# PROBLEM TO SOLVE
Of the lines in the entries, how many hold the word "внеплановых"? Give that number alone.

# RECORDS FOR THIS EXERCISE
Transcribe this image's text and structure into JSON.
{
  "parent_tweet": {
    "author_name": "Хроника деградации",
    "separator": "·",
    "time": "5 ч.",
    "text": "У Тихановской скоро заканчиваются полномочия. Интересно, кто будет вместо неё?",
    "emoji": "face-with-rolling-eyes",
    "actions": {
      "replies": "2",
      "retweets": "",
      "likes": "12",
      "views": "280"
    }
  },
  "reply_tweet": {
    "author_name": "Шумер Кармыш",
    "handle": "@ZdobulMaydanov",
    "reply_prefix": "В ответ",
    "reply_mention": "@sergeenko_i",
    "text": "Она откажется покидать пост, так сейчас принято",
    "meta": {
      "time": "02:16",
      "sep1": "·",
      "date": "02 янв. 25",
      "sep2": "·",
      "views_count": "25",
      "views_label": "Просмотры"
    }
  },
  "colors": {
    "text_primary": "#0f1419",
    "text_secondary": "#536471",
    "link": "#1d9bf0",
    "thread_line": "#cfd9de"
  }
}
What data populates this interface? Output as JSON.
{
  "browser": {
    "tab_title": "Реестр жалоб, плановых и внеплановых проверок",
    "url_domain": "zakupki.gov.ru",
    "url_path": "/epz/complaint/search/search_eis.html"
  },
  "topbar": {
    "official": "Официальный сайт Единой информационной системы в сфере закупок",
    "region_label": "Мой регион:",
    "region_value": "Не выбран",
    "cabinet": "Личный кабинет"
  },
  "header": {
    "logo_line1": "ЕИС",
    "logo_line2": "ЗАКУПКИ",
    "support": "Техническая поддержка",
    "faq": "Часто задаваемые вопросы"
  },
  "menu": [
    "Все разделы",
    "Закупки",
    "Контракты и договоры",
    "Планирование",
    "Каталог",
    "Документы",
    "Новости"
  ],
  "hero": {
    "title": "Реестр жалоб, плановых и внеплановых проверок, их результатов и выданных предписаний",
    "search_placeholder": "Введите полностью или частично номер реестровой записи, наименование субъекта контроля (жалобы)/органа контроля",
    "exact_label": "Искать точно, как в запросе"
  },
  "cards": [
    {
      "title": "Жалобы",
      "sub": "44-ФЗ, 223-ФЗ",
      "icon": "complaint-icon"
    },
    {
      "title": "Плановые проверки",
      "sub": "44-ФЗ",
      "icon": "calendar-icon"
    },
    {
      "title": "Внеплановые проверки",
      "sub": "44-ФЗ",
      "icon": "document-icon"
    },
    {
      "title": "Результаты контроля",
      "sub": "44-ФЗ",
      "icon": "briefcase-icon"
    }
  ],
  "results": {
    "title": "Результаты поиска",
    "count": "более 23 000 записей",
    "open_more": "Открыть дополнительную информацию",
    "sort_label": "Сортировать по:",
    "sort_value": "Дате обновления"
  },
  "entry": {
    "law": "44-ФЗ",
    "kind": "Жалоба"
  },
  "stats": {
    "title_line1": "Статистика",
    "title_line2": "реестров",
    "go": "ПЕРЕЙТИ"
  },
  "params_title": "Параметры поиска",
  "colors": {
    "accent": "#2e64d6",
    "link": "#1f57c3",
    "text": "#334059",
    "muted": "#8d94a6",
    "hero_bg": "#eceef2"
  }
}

# FULL RESPONSE
2